EXCERPTED TEXT:
There is another solution! We already have CrawlDBTestUtil.getServer() for spinning up an embedded Jetty server. You could replace the static ResourceHandler with a custom handler that tracks request count per URL and serves different content on subsequent requests (similar principle as above and maybe more representative of real life fetching). This is also a good test... your code could be something like

import org.eclipse.jetty.server.Request;
import org.eclipse.jetty.server.handler.AbstractHandler;

public class FlipFlopHandler extends AbstractHandler {
  private final AtomicInteger requestCount = new AtomicInteger(0);

  @Override
  public void handle(String target, Request baseRequest,
      HttpServletRequest request, HttpServletResponse response)
      throws IOException, ServletException {
    int count = requestCount.incrementAndGet();
    response.setStatus(HttpServletResponse.SC_OK);
    if (count % 2 == 1) {
      // 1st fetch: valid HTML
      response.setContentType("text/html");
      response.getWriter().write("<html><head><title>Test</title></head>"
          + "<body>Hello World</body></html>");
    } else {
      // 2nd fetch: serve binary garbage with text/html MIME type
      // This will cause the HTML parser to fail
      response.setContentType("text/html");
      byte[] garbage = new byte[1024];
      new java.util.Random(42).nextBytes(garbage);
      response.getOutputStream().write(garbage);
    }
    baseRequest.setHandled(true);
  }
}

It would be good to implement some kind of test though. I agree.

PROBLEMS AND TASKS:
1 – In the forum excerpt, which existing method is mentioned for spinning up an embedded Jetty server?
2 – In the forum excerpt, swap "requestCount" for "fetchCount" in everything from "import org.eclipse.jetty.server.Request;" down to "request, HttpServletResponse response)".
3 – Carry the forum discussion of the Jetty test handler forward from the point at which it stops.

Data items:
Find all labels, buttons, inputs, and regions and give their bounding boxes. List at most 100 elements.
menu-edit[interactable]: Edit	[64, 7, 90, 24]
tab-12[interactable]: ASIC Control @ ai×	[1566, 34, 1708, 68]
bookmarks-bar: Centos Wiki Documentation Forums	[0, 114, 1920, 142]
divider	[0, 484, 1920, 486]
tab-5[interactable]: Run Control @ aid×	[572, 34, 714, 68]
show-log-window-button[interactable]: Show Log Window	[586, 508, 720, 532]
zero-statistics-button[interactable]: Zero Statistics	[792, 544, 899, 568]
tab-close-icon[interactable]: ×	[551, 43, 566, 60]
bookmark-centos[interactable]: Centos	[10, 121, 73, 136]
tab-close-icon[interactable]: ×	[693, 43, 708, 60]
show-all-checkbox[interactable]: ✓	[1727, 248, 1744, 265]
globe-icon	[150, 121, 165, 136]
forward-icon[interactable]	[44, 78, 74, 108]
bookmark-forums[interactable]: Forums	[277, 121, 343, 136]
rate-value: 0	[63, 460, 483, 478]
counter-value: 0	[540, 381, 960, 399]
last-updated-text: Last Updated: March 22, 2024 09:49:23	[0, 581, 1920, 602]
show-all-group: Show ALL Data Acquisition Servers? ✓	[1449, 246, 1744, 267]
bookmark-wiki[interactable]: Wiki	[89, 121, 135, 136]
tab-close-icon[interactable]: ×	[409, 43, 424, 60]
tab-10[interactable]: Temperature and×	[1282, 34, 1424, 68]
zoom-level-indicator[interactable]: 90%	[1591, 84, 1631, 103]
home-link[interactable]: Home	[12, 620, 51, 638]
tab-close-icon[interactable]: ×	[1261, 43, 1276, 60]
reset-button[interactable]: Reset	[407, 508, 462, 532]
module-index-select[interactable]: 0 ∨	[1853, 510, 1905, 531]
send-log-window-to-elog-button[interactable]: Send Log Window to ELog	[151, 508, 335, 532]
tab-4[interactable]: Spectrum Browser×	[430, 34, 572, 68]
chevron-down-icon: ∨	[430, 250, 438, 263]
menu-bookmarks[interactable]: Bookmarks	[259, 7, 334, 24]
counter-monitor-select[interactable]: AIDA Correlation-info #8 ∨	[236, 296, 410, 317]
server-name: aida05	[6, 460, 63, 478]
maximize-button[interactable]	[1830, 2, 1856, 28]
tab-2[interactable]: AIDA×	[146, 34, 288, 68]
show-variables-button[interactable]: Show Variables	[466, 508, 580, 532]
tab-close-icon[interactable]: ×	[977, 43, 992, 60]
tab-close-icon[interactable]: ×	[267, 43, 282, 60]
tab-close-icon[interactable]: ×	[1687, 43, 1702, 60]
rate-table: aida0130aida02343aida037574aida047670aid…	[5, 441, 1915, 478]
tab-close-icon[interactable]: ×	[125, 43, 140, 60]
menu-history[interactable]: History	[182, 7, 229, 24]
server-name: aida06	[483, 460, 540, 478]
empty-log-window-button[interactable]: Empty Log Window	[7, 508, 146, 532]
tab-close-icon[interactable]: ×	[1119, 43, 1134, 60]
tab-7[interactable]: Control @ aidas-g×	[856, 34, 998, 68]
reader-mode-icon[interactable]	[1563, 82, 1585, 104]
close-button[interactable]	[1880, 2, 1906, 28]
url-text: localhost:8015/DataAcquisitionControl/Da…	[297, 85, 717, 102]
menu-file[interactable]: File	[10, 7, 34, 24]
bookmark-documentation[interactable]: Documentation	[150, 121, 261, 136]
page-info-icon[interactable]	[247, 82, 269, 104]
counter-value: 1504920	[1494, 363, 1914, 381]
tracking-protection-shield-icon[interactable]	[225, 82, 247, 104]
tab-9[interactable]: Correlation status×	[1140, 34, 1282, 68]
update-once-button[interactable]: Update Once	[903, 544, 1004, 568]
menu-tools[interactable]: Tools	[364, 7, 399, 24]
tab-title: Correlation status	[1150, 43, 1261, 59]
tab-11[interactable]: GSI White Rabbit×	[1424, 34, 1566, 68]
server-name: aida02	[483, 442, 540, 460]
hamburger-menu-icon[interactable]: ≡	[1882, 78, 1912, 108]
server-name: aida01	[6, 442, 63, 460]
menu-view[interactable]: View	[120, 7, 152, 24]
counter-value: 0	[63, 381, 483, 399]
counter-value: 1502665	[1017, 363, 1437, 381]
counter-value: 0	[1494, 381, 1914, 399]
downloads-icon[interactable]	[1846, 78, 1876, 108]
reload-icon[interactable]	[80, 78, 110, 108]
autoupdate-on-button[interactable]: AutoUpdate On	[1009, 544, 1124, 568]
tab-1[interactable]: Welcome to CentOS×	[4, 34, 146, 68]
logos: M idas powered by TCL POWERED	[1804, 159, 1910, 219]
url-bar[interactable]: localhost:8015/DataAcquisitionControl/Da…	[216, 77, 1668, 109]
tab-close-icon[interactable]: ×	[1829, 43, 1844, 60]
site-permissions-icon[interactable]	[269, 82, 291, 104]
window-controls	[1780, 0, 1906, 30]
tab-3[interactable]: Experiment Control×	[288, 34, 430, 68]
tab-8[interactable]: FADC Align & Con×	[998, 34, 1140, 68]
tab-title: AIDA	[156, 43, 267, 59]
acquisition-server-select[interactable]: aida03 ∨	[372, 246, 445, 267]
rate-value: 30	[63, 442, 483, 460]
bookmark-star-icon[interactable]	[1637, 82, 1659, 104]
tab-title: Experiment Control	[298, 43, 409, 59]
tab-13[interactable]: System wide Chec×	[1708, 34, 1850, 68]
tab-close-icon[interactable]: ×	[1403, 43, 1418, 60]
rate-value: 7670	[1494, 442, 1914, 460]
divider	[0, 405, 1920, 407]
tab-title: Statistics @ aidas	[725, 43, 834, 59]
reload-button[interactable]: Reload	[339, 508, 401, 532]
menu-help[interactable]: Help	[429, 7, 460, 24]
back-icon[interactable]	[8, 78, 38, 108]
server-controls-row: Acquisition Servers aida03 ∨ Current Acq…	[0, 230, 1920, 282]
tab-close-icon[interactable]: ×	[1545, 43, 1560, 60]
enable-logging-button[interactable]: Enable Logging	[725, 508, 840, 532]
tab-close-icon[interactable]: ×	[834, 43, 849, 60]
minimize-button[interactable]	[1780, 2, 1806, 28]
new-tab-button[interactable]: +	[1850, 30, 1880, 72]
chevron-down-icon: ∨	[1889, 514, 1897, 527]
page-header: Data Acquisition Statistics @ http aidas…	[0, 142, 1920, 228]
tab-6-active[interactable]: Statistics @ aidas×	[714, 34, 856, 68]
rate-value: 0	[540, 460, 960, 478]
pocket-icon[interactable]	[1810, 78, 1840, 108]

RESULTS OF THE EXERCISE:
1 – CrawlDBTestUtil.getServer()

2 –
import org.eclipse.jetty.server.Request;
import org.eclipse.jetty.server.handler.AbstractHandler;

public class FlipFlopHandler extends AbstractHandler {
  private final AtomicInteger fetchCount = new AtomicInteger(0);

  @Override
  public void handle(String target, Request baseRequest,
      HttpServletRequest request, HttpServletResponse response)

3 –
Detailed Trace of `testDeleteParseFailure`

Design Intent

Your intent is that parser.delete.failed is configured separately from indexer.delete (which controls deletion of gone/redirect/duplicate documents), so the user can independently decide whether to delete parse failures. Does this mean the parse-failure deletion path in IndexerMapReduce should be gated on parser.delete.failed, not onindexer.delete?

If that is true, I think there are three issues in the current implementation and test.

Issue 1: The reducer guards parse-failure deletion on `indexer.delete`, not `parser.delete.failed`

The test correctly sets:

configuration.setBoolean(ParseSegment.DELETE_FAILED_PARSE, true);

However, the reducer's setup() method never reads parser.delete.failed. Instead, the parse-failure block at line 361 of IndexerMapReduce.java is guarded by the delete variable, which is wired to indexer.delete:

// in setup():
delete = conf.getBoolean(INDEXER_DELETE, false);  // "indexer.delete", default false

// in reduce():
// Whether to delete pages where parsing failed
if (delete && fetchDatum != null) {
  if (fetchDatum.getStatus() == CrawlDatum.STATUS_PARSE_FAILED
      || dbDatum != null && dbDatum.getStatus() == CrawlDatum.STATUS_DB_PARSE_FAILED) {
    deletedFailedParseCounter.increment(1);
    context.write(key, DELETE_ACTION);
    return;
  }
}

Since indexer.delete defaults to false and the test doesn't set it, the condition if (delete && ...) is always false. The parse-failure deletion code is never executed.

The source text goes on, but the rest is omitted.